Supplied information:
========

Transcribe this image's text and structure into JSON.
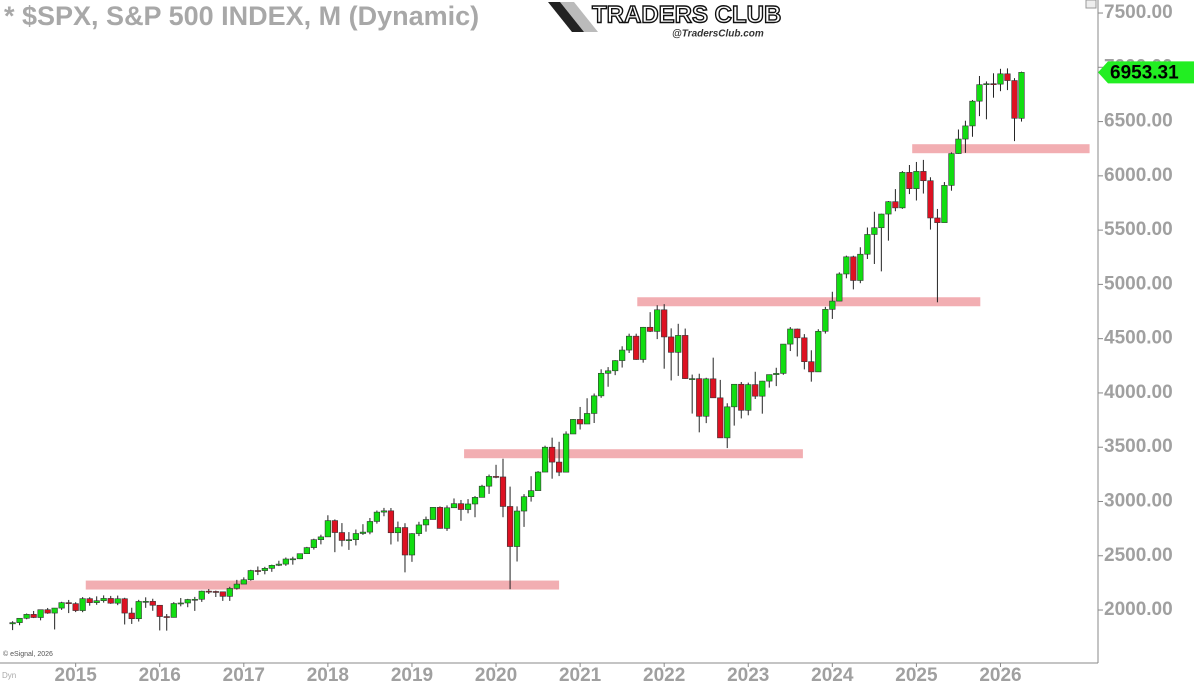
{
  "chart_data": {
    "type": "candlestick",
    "title": "* $SPX, S&P 500 INDEX, M (Dynamic)",
    "logo": {
      "name": "TRADERS CLUB",
      "site": "@TradersClub.com"
    },
    "credit": "© eSignal, 2026",
    "mode": "Dyn",
    "colors": {
      "up": "#11dd11",
      "down": "#dd1122",
      "wick": "#222222",
      "level": "#f2aeb2",
      "tag": "#22ee22"
    },
    "xlim": [
      2014.1,
      2027.16
    ],
    "xticks": [
      2015,
      2016,
      2017,
      2018,
      2019,
      2020,
      2021,
      2022,
      2023,
      2024,
      2025,
      2026
    ],
    "ylim": [
      1512,
      7620
    ],
    "yticks": [
      {
        "value": 2000,
        "label": "2000.00"
      },
      {
        "value": 2500,
        "label": "2500.00"
      },
      {
        "value": 3000,
        "label": "3000.00"
      },
      {
        "value": 3500,
        "label": "3500.00"
      },
      {
        "value": 4000,
        "label": "4000.00"
      },
      {
        "value": 4500,
        "label": "4500.00"
      },
      {
        "value": 5000,
        "label": "5000.00"
      },
      {
        "value": 5500,
        "label": "5500.00"
      },
      {
        "value": 6000,
        "label": "6000.00"
      },
      {
        "value": 6500,
        "label": "6500.00"
      },
      {
        "value": 7000,
        "label": "7000.00"
      },
      {
        "value": 7500,
        "label": "7500.00"
      }
    ],
    "levels": [
      {
        "value": 2230,
        "x_start": 2015.12,
        "x_end": 2020.75
      },
      {
        "value": 3440,
        "x_start": 2019.62,
        "x_end": 2023.65
      },
      {
        "value": 4840,
        "x_start": 2021.68,
        "x_end": 2025.76
      },
      {
        "value": 6250,
        "x_start": 2024.95,
        "x_end": 2027.06
      }
    ],
    "x": [
      2014.25,
      2014.333,
      2014.417,
      2014.5,
      2014.583,
      2014.667,
      2014.75,
      2014.833,
      2014.917,
      2015,
      2015.083,
      2015.167,
      2015.25,
      2015.333,
      2015.417,
      2015.5,
      2015.583,
      2015.667,
      2015.75,
      2015.833,
      2015.917,
      2016,
      2016.083,
      2016.167,
      2016.25,
      2016.333,
      2016.417,
      2016.5,
      2016.583,
      2016.667,
      2016.75,
      2016.833,
      2016.917,
      2017,
      2017.083,
      2017.167,
      2017.25,
      2017.333,
      2017.417,
      2017.5,
      2017.583,
      2017.667,
      2017.75,
      2017.833,
      2017.917,
      2018,
      2018.083,
      2018.167,
      2018.25,
      2018.333,
      2018.417,
      2018.5,
      2018.583,
      2018.667,
      2018.75,
      2018.833,
      2018.917,
      2019,
      2019.083,
      2019.167,
      2019.25,
      2019.333,
      2019.417,
      2019.5,
      2019.583,
      2019.667,
      2019.75,
      2019.833,
      2019.917,
      2020,
      2020.083,
      2020.167,
      2020.25,
      2020.333,
      2020.417,
      2020.5,
      2020.583,
      2020.667,
      2020.75,
      2020.833,
      2020.917,
      2021,
      2021.083,
      2021.167,
      2021.25,
      2021.333,
      2021.417,
      2021.5,
      2021.583,
      2021.667,
      2021.75,
      2021.833,
      2021.917,
      2022,
      2022.083,
      2022.167,
      2022.25,
      2022.333,
      2022.417,
      2022.5,
      2022.583,
      2022.667,
      2022.75,
      2022.833,
      2022.917,
      2023,
      2023.083,
      2023.167,
      2023.25,
      2023.333,
      2023.417,
      2023.5,
      2023.583,
      2023.667,
      2023.75,
      2023.833,
      2023.917,
      2024,
      2024.083,
      2024.167,
      2024.25,
      2024.333,
      2024.417,
      2024.5,
      2024.583,
      2024.667,
      2024.75,
      2024.833,
      2024.917,
      2025,
      2025.083,
      2025.167,
      2025.25,
      2025.333,
      2025.417,
      2025.5,
      2025.583,
      2025.667,
      2025.75,
      2025.833,
      2025.917,
      2026,
      2026.083,
      2026.167,
      2026.25
    ],
    "open": [
      1873,
      1884,
      1924,
      1960,
      1931,
      2003,
      1972,
      2018,
      2068,
      2059,
      1995,
      2105,
      2068,
      2086,
      2107,
      2063,
      2104,
      1972,
      1920,
      2079,
      2080,
      2044,
      1940,
      1932,
      2060,
      2065,
      2097,
      2099,
      2174,
      2171,
      2168,
      2126,
      2199,
      2239,
      2279,
      2364,
      2363,
      2384,
      2412,
      2423,
      2470,
      2472,
      2519,
      2575,
      2648,
      2674,
      2824,
      2714,
      2641,
      2648,
      2705,
      2718,
      2816,
      2902,
      2914,
      2712,
      2760,
      2507,
      2704,
      2784,
      2834,
      2946,
      2752,
      2942,
      2980,
      2926,
      2977,
      3038,
      3141,
      3231,
      3226,
      2954,
      2585,
      2912,
      3044,
      3100,
      3271,
      3500,
      3363,
      3270,
      3622,
      3756,
      3714,
      3811,
      3973,
      4181,
      4204,
      4298,
      4395,
      4523,
      4308,
      4605,
      4567,
      4766,
      4516,
      4374,
      4530,
      4132,
      4132,
      3785,
      4130,
      3955,
      3586,
      3872,
      4080,
      3840,
      4077,
      3970,
      4109,
      4169,
      4180,
      4450,
      4589,
      4508,
      4288,
      4194,
      4568,
      4770,
      4846,
      5096,
      5254,
      5036,
      5278,
      5460,
      5522,
      5648,
      5762,
      5705,
      6032,
      5882,
      6041,
      5955,
      5612,
      5569,
      5912,
      6205,
      6339,
      6460,
      6688,
      6840,
      6849,
      6845,
      6940,
      6878,
      6530
    ],
    "high": [
      1897,
      1926,
      1968,
      1991,
      2005,
      2019,
      2019,
      2076,
      2093,
      2072,
      2119,
      2118,
      2126,
      2135,
      2130,
      2133,
      2113,
      2021,
      2094,
      2117,
      2104,
      2044,
      1963,
      2073,
      2111,
      2103,
      2121,
      2178,
      2194,
      2179,
      2169,
      2214,
      2278,
      2301,
      2371,
      2401,
      2398,
      2418,
      2454,
      2484,
      2491,
      2520,
      2582,
      2657,
      2694,
      2873,
      2835,
      2801,
      2718,
      2742,
      2791,
      2848,
      2917,
      2941,
      2940,
      2815,
      2800,
      2708,
      2813,
      2861,
      2949,
      2955,
      2964,
      3028,
      3014,
      3022,
      3050,
      3154,
      3248,
      3338,
      3394,
      3137,
      2955,
      3068,
      3233,
      3280,
      3514,
      3588,
      3550,
      3646,
      3760,
      3871,
      3951,
      3995,
      4218,
      4238,
      4302,
      4430,
      4546,
      4546,
      4608,
      4744,
      4808,
      4818,
      4595,
      4637,
      4593,
      4169,
      4177,
      4140,
      4325,
      4120,
      3905,
      4080,
      4101,
      4095,
      4195,
      4111,
      4170,
      4232,
      4449,
      4607,
      4593,
      4542,
      4393,
      4587,
      4793,
      4932,
      5111,
      5265,
      5264,
      5342,
      5524,
      5669,
      5651,
      5768,
      5878,
      6044,
      6100,
      6128,
      6147,
      5987,
      5695,
      5943,
      6216,
      6427,
      6508,
      6699,
      6920,
      6870,
      6945,
      6986,
      6990,
      6900,
      6960
    ],
    "low": [
      1815,
      1860,
      1915,
      1926,
      1905,
      1965,
      1821,
      2001,
      1972,
      1981,
      1980,
      2040,
      2048,
      2068,
      2057,
      2045,
      1867,
      1872,
      1894,
      2020,
      1993,
      1812,
      1810,
      1931,
      2034,
      2026,
      1992,
      2075,
      2148,
      2120,
      2084,
      2084,
      2188,
      2245,
      2271,
      2322,
      2329,
      2352,
      2405,
      2407,
      2418,
      2469,
      2520,
      2557,
      2605,
      2682,
      2533,
      2586,
      2554,
      2595,
      2692,
      2698,
      2796,
      2864,
      2604,
      2631,
      2347,
      2444,
      2681,
      2722,
      2848,
      2750,
      2729,
      2953,
      2822,
      2891,
      2855,
      3050,
      3070,
      3214,
      2855,
      2192,
      2447,
      2766,
      2999,
      3102,
      3271,
      3210,
      3234,
      3280,
      3633,
      3663,
      3724,
      3723,
      3955,
      4057,
      4164,
      4234,
      4368,
      4305,
      4279,
      4561,
      4496,
      4223,
      4115,
      4157,
      4129,
      3810,
      3637,
      3722,
      3955,
      3585,
      3492,
      3699,
      3765,
      3794,
      3944,
      3809,
      4049,
      4063,
      4167,
      4386,
      4336,
      4217,
      4104,
      4194,
      4547,
      4682,
      4845,
      5056,
      4954,
      5011,
      5234,
      5188,
      5120,
      5403,
      5674,
      5696,
      5832,
      5773,
      5837,
      5505,
      4835,
      5578,
      5863,
      6202,
      6212,
      6360,
      6550,
      6521,
      6720,
      6780,
      6790,
      6320,
      6500
    ],
    "close": [
      1884,
      1924,
      1960,
      1931,
      2003,
      1972,
      2018,
      2068,
      2059,
      1995,
      2105,
      2068,
      2086,
      2107,
      2063,
      2104,
      1972,
      1920,
      2079,
      2080,
      2044,
      1940,
      1932,
      2060,
      2065,
      2097,
      2099,
      2174,
      2171,
      2168,
      2126,
      2199,
      2239,
      2279,
      2364,
      2363,
      2384,
      2412,
      2423,
      2470,
      2472,
      2519,
      2575,
      2648,
      2674,
      2824,
      2714,
      2641,
      2648,
      2705,
      2718,
      2816,
      2902,
      2914,
      2712,
      2760,
      2507,
      2704,
      2784,
      2834,
      2946,
      2752,
      2942,
      2980,
      2926,
      2977,
      3038,
      3141,
      3231,
      3226,
      2954,
      2585,
      2912,
      3044,
      3100,
      3271,
      3500,
      3363,
      3270,
      3622,
      3756,
      3714,
      3811,
      3973,
      4181,
      4204,
      4298,
      4395,
      4523,
      4308,
      4605,
      4567,
      4766,
      4516,
      4374,
      4530,
      4132,
      4132,
      3785,
      4130,
      3955,
      3586,
      3872,
      4080,
      3840,
      4077,
      3970,
      4109,
      4169,
      4180,
      4450,
      4589,
      4508,
      4288,
      4194,
      4568,
      4770,
      4846,
      5096,
      5254,
      5036,
      5278,
      5460,
      5522,
      5648,
      5762,
      5705,
      6032,
      5882,
      6041,
      5955,
      5612,
      5569,
      5912,
      6205,
      6339,
      6460,
      6688,
      6840,
      6849,
      6845,
      6940,
      6878,
      6530,
      6953.31
    ]
  }
}
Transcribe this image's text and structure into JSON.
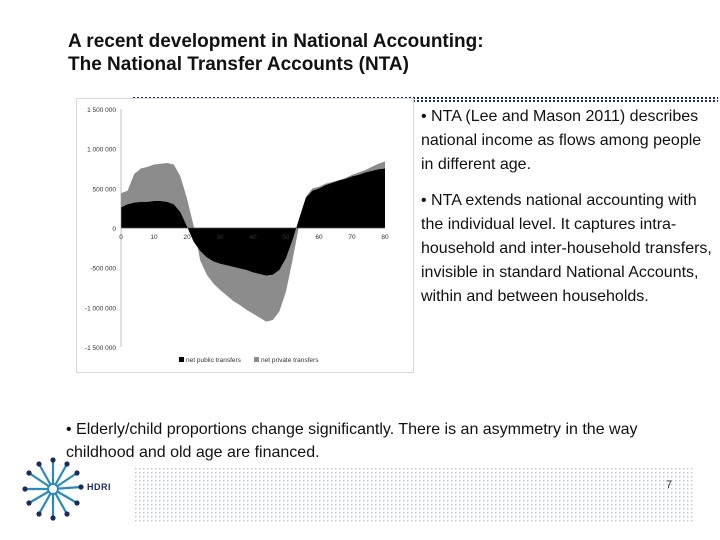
{
  "slide": {
    "title_line1": "A recent development in National Accounting:",
    "title_line2": "The National Transfer Accounts (NTA)",
    "bullet1": "• NTA (Lee and Mason 2011) describes national income as flows among people in different age.",
    "bullet2": "• NTA extends national accounting with the individual level. It captures intra-household and inter-household  transfers, invisible in standard National Accounts, within and between households.",
    "bottom_text": "• Elderly/child proportions change significantly. There is an asymmetry in the way childhood and old age are financed.",
    "logo_text": "HDRI",
    "page_number": "7"
  },
  "colors": {
    "public": "#000000",
    "private": "#8c8c8c",
    "accent": "#1b2b5e"
  },
  "chart_data": {
    "type": "area",
    "x_tick_labels": [
      "0",
      "10",
      "20",
      "30",
      "40",
      "50",
      "60",
      "70",
      "80"
    ],
    "y_tick_labels": [
      "1 500 000",
      "1 000 000",
      "500 000",
      "0",
      "-500 000",
      "-1 000 000",
      "-1 500 000"
    ],
    "ylim": [
      -1500000,
      1500000
    ],
    "xlim": [
      0,
      80
    ],
    "legend_position": "bottom",
    "x": [
      0,
      2,
      4,
      6,
      8,
      10,
      12,
      14,
      16,
      18,
      20,
      22,
      24,
      26,
      28,
      30,
      32,
      34,
      36,
      38,
      40,
      42,
      44,
      46,
      48,
      50,
      52,
      54,
      56,
      58,
      60,
      62,
      64,
      66,
      68,
      70,
      72,
      74,
      76,
      78,
      80
    ],
    "series": [
      {
        "name": "net public transfers",
        "values": [
          260000,
          300000,
          320000,
          330000,
          330000,
          340000,
          340000,
          330000,
          300000,
          200000,
          20000,
          -170000,
          -290000,
          -370000,
          -420000,
          -450000,
          -470000,
          -490000,
          -510000,
          -530000,
          -560000,
          -580000,
          -600000,
          -590000,
          -530000,
          -380000,
          -150000,
          120000,
          380000,
          470000,
          500000,
          540000,
          570000,
          600000,
          620000,
          650000,
          670000,
          700000,
          720000,
          740000,
          750000
        ]
      },
      {
        "name": "net private transfers",
        "values": [
          180000,
          170000,
          360000,
          420000,
          440000,
          460000,
          470000,
          490000,
          500000,
          450000,
          350000,
          200000,
          -120000,
          -220000,
          -280000,
          -330000,
          -380000,
          -430000,
          -460000,
          -500000,
          -520000,
          -550000,
          -580000,
          -570000,
          -520000,
          -420000,
          -250000,
          -80000,
          10000,
          30000,
          20000,
          20000,
          10000,
          0,
          10000,
          20000,
          30000,
          30000,
          50000,
          70000,
          90000
        ]
      }
    ]
  }
}
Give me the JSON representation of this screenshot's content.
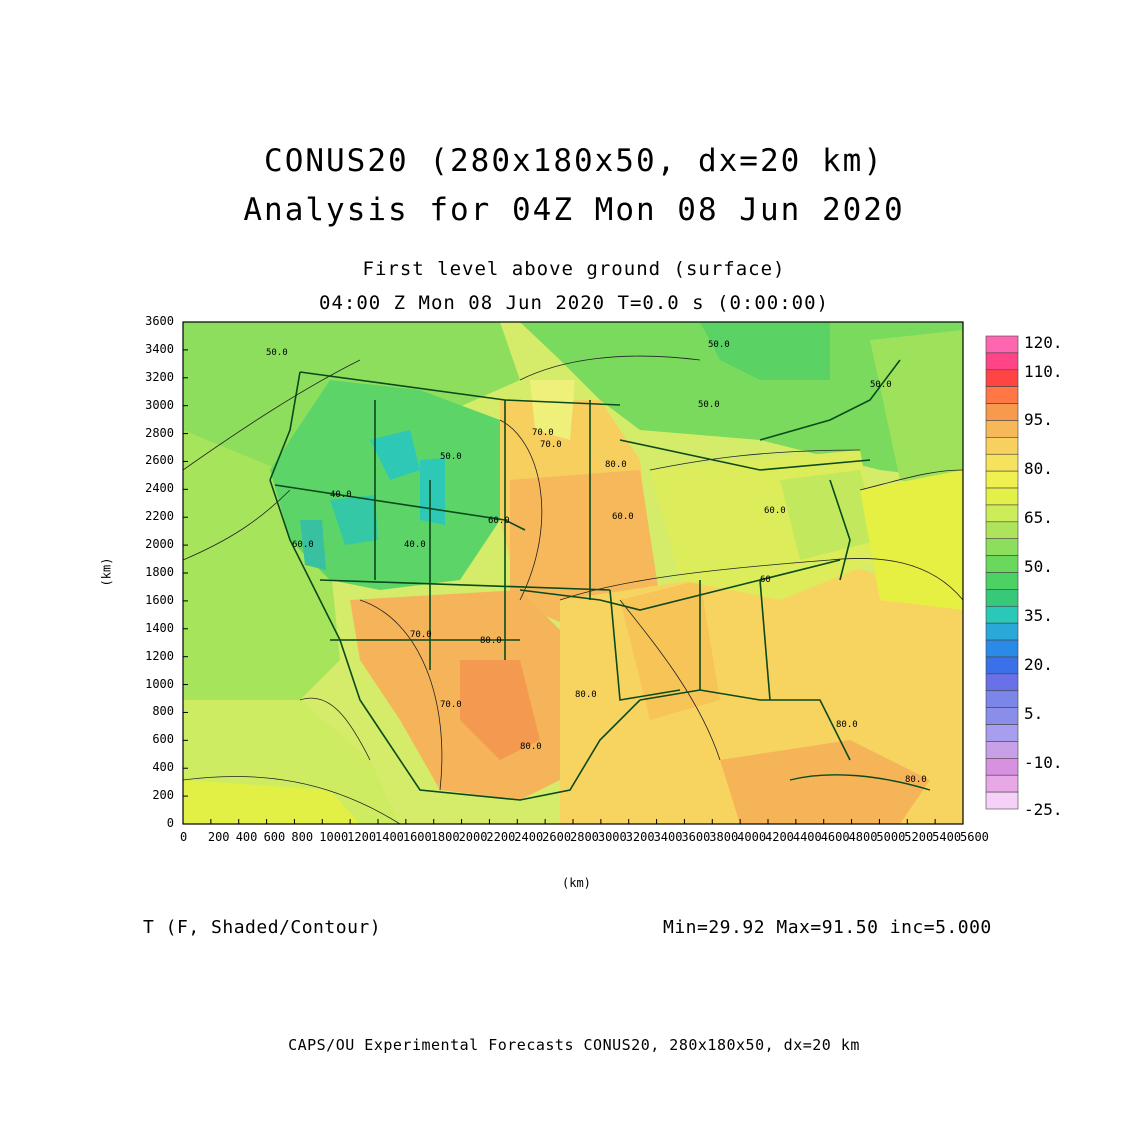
{
  "title_line1": "CONUS20 (280x180x50, dx=20 km)",
  "title_line2": "Analysis for 04Z Mon 08 Jun 2020",
  "subtitle_line1": "First level above ground (surface)",
  "subtitle_line2": "04:00 Z Mon 08 Jun 2020    T=0.0 s (0:00:00)",
  "axes": {
    "y_unit": "(km)",
    "x_unit": "(km)",
    "y_range": [
      0,
      3600
    ],
    "x_range": [
      0,
      5600
    ],
    "y_ticks": [
      "0",
      "200",
      "400",
      "600",
      "800",
      "1000",
      "1200",
      "1400",
      "1600",
      "1800",
      "2000",
      "2200",
      "2400",
      "2600",
      "2800",
      "3000",
      "3200",
      "3400",
      "3600"
    ],
    "x_ticks": [
      "0",
      "200",
      "400",
      "600",
      "800",
      "1000",
      "1200",
      "1400",
      "1600",
      "1800",
      "2000",
      "2200",
      "2400",
      "2600",
      "2800",
      "3000",
      "3200",
      "3400",
      "3600",
      "3800",
      "4000",
      "4200",
      "4400",
      "4600",
      "4800",
      "5000",
      "5200",
      "5400",
      "5600"
    ]
  },
  "colorbar": {
    "labels": [
      "120.",
      "110.",
      "95.",
      "80.",
      "65.",
      "50.",
      "35.",
      "20.",
      "5.",
      "-10.",
      "-25."
    ],
    "colors": [
      "#ff66b2",
      "#ff4488",
      "#ff4444",
      "#ff7744",
      "#f79a4e",
      "#f7b85a",
      "#f7d060",
      "#f5e35e",
      "#f0f050",
      "#e4f04a",
      "#ccec5a",
      "#aee45c",
      "#8cde5c",
      "#6ad85c",
      "#4cd264",
      "#38c87a",
      "#2ac8b8",
      "#2aa8d8",
      "#2a8ae8",
      "#3a70e8",
      "#6a70e8",
      "#7a86e8",
      "#8a8ee8",
      "#a89ef0",
      "#c8a0e8",
      "#d890e0",
      "#e8a8e8",
      "#f6d0f6"
    ]
  },
  "contour_labels": [
    "50.0",
    "50.0",
    "50.0",
    "70.0",
    "70.0",
    "60.0",
    "50.0",
    "40.0",
    "40.0",
    "60.0",
    "60.0",
    "80.0",
    "80.0",
    "80.0",
    "80.0",
    "60",
    "70.0",
    "70.0",
    "80.0",
    "80.0",
    "50.0",
    "60.0"
  ],
  "field_label": "T (F, Shaded/Contour)",
  "stats": "Min=29.92 Max=91.50 inc=5.000",
  "footer": "CAPS/OU Experimental Forecasts   CONUS20, 280x180x50, dx=20 km"
}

========

Set exercise: Pick out each line that holds the string "transfers".

Response to this task:
    "bullet2": "• NTA extends national accounting with the individual level. It captures intra-household and inter-household  transfers, invisible in standard National Accounts, within and between households.",
        "name": "net public transfers",
        "name": "net private transfers",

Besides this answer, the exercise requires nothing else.